**Written request**
Report every line from the material that contains the word "with".

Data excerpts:

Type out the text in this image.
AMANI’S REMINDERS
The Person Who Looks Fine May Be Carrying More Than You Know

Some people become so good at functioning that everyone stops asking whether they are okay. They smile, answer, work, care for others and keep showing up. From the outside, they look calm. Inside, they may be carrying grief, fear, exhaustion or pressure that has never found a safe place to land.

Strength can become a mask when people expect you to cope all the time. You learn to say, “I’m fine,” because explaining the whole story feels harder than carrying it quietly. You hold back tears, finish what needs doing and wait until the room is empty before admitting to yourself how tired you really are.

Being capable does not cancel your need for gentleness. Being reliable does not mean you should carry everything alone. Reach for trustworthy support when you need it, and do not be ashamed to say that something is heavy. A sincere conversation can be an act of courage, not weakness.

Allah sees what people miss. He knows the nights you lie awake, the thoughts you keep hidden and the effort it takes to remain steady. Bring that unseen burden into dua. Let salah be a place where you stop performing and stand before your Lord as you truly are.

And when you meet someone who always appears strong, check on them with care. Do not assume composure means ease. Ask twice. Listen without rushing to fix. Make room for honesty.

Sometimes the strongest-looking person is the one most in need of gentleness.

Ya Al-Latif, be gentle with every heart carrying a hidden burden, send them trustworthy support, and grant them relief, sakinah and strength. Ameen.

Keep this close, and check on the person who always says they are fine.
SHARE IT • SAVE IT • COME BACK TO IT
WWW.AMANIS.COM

--

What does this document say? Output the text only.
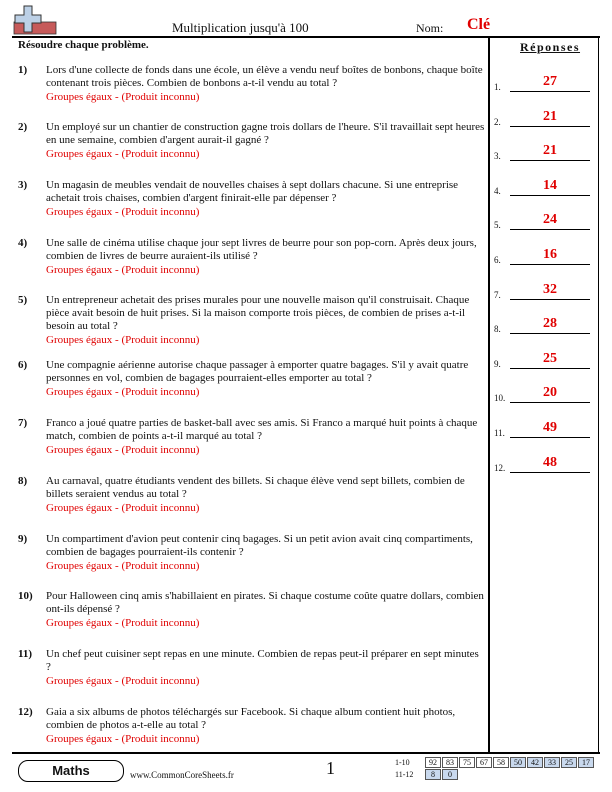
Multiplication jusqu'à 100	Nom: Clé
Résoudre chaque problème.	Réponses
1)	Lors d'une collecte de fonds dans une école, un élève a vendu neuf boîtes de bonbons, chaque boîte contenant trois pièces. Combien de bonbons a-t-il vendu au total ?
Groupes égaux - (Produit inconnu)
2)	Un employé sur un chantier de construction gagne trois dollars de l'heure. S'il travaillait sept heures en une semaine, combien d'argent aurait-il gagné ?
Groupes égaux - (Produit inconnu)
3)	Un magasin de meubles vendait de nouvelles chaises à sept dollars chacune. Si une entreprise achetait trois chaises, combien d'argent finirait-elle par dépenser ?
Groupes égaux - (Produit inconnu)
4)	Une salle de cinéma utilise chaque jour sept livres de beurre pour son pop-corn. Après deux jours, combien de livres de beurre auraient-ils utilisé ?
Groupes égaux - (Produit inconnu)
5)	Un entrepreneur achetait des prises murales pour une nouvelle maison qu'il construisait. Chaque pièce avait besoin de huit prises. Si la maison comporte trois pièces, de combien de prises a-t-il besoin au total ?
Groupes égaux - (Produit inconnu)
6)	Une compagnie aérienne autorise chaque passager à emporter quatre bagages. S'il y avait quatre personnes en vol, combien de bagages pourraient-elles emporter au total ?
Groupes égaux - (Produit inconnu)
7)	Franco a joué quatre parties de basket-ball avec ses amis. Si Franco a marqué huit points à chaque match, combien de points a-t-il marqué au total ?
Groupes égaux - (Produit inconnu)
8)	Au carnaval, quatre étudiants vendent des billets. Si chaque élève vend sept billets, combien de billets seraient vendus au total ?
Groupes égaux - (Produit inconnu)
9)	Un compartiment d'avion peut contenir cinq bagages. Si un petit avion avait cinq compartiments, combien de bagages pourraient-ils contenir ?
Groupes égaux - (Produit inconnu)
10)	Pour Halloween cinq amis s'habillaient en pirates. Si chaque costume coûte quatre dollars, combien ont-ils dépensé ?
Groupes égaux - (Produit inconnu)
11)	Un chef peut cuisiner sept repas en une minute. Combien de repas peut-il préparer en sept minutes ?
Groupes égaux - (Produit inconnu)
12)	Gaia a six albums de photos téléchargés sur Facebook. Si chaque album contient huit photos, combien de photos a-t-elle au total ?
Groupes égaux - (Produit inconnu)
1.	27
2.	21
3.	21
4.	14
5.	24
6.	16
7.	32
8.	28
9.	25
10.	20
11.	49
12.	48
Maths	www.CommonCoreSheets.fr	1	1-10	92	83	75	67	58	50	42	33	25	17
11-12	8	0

**Worked solution**
And when you meet someone who always appears strong, check on them with care. Do not assume composure means ease. Ask twice. Listen without rushing to fix. Make room for honesty.
Ya Al-Latif, be gentle with every heart carrying a hidden burden, send them trustworthy support, and grant them relief, sakinah and strength. Ameen.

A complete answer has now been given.